■ **Prompt**:
Reproduce each record exactly.

Data items
╔══
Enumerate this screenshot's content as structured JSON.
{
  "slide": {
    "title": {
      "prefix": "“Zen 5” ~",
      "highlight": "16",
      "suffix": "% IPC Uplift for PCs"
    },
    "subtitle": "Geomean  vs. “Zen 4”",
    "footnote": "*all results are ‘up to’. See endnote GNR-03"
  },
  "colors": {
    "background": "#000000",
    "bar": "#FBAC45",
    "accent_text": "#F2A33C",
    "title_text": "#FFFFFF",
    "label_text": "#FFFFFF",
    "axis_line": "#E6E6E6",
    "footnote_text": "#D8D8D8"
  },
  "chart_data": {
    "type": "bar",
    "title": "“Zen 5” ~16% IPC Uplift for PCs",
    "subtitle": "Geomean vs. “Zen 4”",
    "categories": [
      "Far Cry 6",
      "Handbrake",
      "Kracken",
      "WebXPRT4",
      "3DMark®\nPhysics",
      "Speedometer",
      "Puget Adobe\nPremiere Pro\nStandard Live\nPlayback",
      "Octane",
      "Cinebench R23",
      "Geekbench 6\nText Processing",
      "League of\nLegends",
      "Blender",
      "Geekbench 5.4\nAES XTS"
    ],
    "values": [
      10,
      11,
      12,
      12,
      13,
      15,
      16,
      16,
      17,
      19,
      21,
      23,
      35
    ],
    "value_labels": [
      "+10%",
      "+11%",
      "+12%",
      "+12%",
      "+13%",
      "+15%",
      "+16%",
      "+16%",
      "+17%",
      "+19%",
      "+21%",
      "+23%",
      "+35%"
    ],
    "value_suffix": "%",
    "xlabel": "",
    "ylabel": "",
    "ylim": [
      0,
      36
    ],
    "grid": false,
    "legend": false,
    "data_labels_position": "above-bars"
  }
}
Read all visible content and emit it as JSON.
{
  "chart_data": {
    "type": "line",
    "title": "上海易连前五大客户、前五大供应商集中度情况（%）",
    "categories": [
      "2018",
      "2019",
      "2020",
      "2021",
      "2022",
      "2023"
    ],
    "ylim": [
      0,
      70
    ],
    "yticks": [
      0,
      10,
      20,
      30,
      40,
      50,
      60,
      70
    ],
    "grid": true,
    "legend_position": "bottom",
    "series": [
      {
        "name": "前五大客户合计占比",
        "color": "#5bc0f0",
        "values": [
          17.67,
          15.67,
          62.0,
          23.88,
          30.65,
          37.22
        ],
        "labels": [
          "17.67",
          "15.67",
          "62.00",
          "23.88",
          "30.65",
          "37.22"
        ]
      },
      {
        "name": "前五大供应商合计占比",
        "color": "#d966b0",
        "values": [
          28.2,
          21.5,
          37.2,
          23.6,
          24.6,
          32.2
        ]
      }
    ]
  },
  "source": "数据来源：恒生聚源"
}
╚══
■ **Full response**:
Enumerate this screenshot's content as structured JSON.
{
  "slide": {
    "title": {
      "prefix": "“Zen 5” ~",
      "highlight": "16",
      "suffix": "% IPC Uplift for PCs"
    },
    "subtitle": "Geomean  vs. “Zen 4”",
    "footnote": "*all results are ‘up to’. See endnote GNR-03"
  },
  "colors": {
    "background": "#000000",
    "bar": "#FBAC45",
    "accent_text": "#F2A33C",
    "title_text": "#FFFFFF",
    "label_text": "#FFFFFF",
    "axis_line": "#E6E6E6",
    "footnote_text": "#D8D8D8"
  },
  "chart_data": {
    "type": "bar",
    "title": "“Zen 5” ~16% IPC Uplift for PCs",
    "subtitle": "Geomean vs. “Zen 4”",
    "categories": [
      "Far Cry 6",
      "Handbrake",
      "Kracken",
      "WebXPRT4",
      "3DMark®\nPhysics",
      "Speedometer",
      "Puget Adobe\nPremiere Pro\nStandard Live\nPlayback",
      "Octane",
      "Cinebench R23",
      "Geekbench 6\nText Processing",
      "League of\nLegends",
      "Blender",
      "Geekbench 5.4\nAES XTS"
    ],
    "values": [
      10,
      11,
      12,
      12,
      13,
      15,
      16,
      16,
      17,
      19,
      21,
      23,
      35
    ],
    "value_labels": [
      "+10%",
      "+11%",
      "+12%",
      "+12%",
      "+13%",
      "+15%",
      "+16%",
      "+16%",
      "+17%",
      "+19%",
      "+21%",
      "+23%",
      "+35%"
    ],
    "value_suffix": "%",
    "xlabel": "",
    "ylabel": "",
    "ylim": [
      0,
      36
    ],
    "grid": false,
    "legend": false,
    "data_labels_position": "above-bars"
  }
}
Read all visible content and emit it as JSON.
{
  "chart_data": {
    "type": "line",
    "title": "上海易连前五大客户、前五大供应商集中度情况（%）",
    "categories": [
      "2018",
      "2019",
      "2020",
      "2021",
      "2022",
      "2023"
    ],
    "ylim": [
      0,
      70
    ],
    "yticks": [
      0,
      10,
      20,
      30,
      40,
      50,
      60,
      70
    ],
    "grid": true,
    "legend_position": "bottom",
    "series": [
      {
        "name": "前五大客户合计占比",
        "color": "#5bc0f0",
        "values": [
          17.67,
          15.67,
          62.0,
          23.88,
          30.65,
          37.22
        ],
        "labels": [
          "17.67",
          "15.67",
          "62.00",
          "23.88",
          "30.65",
          "37.22"
        ]
      },
      {
        "name": "前五大供应商合计占比",
        "color": "#d966b0",
        "values": [
          28.2,
          21.5,
          37.2,
          23.6,
          24.6,
          32.2
        ]
      }
    ]
  },
  "source": "数据来源：恒生聚源"
}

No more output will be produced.